---------- DATA IN THIS EXERCISE
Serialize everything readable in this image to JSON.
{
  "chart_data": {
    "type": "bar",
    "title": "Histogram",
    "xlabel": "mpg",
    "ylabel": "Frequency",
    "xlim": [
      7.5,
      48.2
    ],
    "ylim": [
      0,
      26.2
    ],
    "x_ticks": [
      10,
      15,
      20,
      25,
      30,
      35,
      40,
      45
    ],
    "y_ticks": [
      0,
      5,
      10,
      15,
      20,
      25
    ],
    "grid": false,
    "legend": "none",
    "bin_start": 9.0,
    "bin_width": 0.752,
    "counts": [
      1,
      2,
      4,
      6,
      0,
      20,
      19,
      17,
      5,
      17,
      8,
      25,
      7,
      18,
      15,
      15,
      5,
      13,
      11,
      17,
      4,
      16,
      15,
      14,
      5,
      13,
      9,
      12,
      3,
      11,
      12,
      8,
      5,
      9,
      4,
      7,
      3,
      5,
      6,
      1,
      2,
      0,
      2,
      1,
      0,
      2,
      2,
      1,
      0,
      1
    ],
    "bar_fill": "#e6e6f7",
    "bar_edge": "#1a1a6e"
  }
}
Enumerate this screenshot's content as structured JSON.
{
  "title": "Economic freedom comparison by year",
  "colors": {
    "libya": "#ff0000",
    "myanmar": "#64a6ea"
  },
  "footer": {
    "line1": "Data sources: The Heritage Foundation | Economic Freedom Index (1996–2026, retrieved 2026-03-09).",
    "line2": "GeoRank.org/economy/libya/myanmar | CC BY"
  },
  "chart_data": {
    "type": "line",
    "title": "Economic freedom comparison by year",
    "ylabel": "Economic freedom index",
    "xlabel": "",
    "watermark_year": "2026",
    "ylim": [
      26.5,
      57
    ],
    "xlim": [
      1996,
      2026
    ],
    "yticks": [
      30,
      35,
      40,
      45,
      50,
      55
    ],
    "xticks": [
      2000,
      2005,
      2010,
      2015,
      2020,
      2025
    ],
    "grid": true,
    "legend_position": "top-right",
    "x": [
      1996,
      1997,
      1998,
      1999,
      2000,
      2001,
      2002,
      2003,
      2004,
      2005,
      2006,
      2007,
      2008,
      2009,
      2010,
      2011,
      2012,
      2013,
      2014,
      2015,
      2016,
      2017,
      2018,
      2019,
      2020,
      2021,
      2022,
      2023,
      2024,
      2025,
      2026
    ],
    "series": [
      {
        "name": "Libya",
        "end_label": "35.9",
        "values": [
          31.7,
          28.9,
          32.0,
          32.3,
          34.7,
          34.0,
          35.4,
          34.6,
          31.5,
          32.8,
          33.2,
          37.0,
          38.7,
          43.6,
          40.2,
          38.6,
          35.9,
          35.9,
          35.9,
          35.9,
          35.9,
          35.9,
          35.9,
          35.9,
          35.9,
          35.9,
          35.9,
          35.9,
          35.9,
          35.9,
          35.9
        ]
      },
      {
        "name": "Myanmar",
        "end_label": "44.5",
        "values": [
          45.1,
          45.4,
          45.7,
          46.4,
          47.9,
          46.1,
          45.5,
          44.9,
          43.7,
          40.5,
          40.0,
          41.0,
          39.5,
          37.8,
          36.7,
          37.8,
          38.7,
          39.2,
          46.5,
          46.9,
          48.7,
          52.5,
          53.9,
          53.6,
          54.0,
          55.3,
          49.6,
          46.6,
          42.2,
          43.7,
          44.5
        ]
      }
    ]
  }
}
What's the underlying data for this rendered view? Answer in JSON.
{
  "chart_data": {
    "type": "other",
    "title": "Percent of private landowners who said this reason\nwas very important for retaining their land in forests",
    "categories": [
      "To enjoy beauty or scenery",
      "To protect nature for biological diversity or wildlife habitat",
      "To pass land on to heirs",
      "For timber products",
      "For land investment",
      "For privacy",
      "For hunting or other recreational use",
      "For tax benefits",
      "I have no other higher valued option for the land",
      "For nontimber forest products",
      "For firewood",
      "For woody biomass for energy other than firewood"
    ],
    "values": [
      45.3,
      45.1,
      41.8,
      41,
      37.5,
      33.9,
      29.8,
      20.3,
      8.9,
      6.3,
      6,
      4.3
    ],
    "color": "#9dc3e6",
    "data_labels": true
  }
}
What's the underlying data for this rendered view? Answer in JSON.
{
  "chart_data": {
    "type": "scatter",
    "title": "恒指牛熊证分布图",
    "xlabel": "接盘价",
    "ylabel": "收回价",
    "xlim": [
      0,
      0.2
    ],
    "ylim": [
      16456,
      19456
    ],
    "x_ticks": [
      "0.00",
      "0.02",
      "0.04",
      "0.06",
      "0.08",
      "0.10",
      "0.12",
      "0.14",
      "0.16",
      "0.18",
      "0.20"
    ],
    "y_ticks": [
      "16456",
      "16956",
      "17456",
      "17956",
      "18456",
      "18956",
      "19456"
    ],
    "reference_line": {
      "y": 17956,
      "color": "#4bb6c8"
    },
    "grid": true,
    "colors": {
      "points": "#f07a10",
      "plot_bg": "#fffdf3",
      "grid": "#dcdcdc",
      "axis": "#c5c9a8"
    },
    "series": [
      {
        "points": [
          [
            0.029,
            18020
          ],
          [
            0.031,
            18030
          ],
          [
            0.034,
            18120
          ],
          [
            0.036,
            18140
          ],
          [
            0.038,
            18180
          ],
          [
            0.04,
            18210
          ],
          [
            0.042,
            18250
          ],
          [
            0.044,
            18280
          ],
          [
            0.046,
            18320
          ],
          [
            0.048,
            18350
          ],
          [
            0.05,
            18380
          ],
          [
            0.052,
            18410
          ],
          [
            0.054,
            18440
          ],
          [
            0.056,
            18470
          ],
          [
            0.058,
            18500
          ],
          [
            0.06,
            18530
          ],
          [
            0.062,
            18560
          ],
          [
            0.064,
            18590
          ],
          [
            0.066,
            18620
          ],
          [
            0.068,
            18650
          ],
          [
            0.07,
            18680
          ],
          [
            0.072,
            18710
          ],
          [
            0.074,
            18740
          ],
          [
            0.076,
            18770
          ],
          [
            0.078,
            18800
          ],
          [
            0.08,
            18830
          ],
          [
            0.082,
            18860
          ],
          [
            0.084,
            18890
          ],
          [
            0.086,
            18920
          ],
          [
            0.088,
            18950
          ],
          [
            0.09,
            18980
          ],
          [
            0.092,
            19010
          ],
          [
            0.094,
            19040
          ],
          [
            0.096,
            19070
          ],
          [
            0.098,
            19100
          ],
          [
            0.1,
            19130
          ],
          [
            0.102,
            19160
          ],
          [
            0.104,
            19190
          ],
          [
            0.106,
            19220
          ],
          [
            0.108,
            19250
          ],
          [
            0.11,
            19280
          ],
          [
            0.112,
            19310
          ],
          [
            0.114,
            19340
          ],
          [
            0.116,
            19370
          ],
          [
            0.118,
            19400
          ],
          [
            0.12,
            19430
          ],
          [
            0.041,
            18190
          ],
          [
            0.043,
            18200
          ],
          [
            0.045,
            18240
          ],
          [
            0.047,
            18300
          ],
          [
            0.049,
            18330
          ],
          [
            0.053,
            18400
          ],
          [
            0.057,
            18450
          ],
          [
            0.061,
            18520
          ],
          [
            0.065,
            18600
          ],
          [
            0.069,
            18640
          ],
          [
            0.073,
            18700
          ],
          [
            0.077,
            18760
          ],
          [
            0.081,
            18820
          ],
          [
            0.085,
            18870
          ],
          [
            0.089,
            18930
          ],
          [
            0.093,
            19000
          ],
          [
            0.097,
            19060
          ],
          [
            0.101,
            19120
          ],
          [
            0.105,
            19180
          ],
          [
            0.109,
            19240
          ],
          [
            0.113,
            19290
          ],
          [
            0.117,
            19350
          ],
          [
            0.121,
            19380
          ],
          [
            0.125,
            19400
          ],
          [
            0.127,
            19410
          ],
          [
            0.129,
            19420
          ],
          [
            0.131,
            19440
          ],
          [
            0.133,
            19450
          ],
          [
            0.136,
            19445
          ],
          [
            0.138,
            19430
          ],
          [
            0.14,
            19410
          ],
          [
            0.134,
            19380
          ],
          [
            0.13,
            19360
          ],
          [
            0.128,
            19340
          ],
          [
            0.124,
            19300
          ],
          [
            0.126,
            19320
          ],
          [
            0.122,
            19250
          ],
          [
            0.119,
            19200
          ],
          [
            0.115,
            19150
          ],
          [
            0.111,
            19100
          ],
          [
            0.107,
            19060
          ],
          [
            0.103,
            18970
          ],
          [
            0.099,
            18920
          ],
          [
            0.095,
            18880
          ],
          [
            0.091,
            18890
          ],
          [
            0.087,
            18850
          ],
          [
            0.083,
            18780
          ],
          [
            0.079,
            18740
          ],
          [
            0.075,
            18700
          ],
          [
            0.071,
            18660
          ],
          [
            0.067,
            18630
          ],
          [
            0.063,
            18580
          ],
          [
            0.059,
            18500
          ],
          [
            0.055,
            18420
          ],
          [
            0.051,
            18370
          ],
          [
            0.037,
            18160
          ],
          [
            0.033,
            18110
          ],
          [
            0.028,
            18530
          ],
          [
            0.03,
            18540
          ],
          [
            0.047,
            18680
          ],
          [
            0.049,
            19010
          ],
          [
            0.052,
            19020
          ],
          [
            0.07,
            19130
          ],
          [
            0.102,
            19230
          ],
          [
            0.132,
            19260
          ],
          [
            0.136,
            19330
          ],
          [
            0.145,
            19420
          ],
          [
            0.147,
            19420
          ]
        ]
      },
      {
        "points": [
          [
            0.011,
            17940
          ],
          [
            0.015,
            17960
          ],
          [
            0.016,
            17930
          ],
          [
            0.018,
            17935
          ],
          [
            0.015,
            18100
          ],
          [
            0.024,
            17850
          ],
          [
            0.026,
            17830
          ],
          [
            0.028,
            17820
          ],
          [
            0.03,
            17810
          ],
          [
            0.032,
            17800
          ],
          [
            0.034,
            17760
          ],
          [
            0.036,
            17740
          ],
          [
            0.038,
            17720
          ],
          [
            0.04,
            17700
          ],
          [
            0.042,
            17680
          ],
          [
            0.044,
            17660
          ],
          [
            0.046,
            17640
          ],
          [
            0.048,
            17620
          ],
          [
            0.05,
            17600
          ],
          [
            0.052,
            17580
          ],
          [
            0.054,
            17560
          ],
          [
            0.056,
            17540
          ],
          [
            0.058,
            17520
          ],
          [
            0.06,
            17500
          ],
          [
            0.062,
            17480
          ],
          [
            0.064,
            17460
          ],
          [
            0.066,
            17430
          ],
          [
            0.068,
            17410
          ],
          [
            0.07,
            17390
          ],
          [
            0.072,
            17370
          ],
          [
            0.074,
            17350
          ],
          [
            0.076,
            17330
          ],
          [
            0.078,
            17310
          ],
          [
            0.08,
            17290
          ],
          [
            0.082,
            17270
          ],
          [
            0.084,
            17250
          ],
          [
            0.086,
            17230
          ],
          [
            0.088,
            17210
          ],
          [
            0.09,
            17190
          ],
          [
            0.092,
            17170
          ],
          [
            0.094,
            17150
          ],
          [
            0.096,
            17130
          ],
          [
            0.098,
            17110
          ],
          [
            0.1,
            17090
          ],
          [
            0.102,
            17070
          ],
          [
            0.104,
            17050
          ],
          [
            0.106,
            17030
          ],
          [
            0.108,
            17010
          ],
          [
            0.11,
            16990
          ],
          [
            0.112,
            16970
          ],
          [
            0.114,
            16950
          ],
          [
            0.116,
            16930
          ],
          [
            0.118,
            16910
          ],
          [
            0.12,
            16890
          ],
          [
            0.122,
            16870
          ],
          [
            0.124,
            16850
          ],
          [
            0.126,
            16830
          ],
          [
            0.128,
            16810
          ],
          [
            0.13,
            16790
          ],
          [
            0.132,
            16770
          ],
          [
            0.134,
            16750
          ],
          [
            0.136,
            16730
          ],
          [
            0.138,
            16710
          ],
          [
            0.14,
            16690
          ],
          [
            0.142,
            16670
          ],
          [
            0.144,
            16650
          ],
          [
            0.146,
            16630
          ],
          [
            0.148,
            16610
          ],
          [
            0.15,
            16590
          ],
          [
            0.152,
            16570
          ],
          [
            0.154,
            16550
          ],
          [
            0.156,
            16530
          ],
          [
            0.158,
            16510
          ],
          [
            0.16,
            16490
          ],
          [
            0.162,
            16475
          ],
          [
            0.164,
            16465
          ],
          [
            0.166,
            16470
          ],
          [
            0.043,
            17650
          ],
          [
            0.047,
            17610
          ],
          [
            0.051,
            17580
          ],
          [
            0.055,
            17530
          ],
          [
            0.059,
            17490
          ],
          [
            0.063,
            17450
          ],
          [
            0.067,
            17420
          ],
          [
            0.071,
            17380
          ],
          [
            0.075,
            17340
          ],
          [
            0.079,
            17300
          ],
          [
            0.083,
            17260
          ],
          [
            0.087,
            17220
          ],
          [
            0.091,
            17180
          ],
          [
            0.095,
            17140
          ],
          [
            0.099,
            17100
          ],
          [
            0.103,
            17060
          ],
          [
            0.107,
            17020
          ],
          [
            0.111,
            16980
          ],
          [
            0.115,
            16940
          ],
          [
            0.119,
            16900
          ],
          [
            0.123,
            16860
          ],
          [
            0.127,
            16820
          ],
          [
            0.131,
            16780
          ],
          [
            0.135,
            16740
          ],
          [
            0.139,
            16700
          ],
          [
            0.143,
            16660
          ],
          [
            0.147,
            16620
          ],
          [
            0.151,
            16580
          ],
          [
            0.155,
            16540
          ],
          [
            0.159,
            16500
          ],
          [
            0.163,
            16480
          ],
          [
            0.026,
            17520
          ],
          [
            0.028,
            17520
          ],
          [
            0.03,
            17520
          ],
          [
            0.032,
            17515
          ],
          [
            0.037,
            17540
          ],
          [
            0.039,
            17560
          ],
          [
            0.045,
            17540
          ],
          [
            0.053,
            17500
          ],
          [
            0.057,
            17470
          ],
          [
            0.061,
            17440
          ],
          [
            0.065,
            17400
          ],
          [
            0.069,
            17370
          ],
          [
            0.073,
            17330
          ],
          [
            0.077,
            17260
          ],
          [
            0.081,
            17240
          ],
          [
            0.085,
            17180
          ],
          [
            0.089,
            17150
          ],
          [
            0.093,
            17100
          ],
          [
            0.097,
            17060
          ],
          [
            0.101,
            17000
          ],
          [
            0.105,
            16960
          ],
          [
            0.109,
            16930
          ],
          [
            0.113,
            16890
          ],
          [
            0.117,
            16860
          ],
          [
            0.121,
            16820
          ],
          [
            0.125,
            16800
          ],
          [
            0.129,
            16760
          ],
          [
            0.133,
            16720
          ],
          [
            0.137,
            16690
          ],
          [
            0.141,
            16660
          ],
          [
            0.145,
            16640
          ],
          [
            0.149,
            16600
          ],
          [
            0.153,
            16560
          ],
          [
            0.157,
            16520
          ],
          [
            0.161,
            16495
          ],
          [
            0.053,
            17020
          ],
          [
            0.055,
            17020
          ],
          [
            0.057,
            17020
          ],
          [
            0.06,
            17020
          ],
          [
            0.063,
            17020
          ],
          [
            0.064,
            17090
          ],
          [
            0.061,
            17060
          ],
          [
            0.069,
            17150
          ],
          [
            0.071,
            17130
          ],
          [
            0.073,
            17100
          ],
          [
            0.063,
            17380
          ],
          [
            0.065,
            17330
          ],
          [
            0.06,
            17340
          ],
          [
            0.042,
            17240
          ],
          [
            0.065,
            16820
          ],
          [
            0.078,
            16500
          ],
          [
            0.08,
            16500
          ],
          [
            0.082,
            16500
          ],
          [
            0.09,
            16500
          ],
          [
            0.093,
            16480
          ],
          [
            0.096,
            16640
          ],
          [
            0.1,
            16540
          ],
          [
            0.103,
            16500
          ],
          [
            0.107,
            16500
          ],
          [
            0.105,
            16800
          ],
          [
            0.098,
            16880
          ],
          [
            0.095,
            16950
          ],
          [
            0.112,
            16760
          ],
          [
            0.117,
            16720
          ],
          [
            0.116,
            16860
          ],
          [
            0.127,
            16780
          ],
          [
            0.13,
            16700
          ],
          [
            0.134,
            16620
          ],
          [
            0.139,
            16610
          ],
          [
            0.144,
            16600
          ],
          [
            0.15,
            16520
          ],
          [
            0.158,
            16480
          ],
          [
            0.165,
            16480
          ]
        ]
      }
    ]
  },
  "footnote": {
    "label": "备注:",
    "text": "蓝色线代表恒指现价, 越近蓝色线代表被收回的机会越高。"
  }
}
--------------------
> **EXERCISE**
Provide the number of lines in the data above that contain the string "firewood", and nothing else.

> **RESPONSE TO THE EXERCISE**
2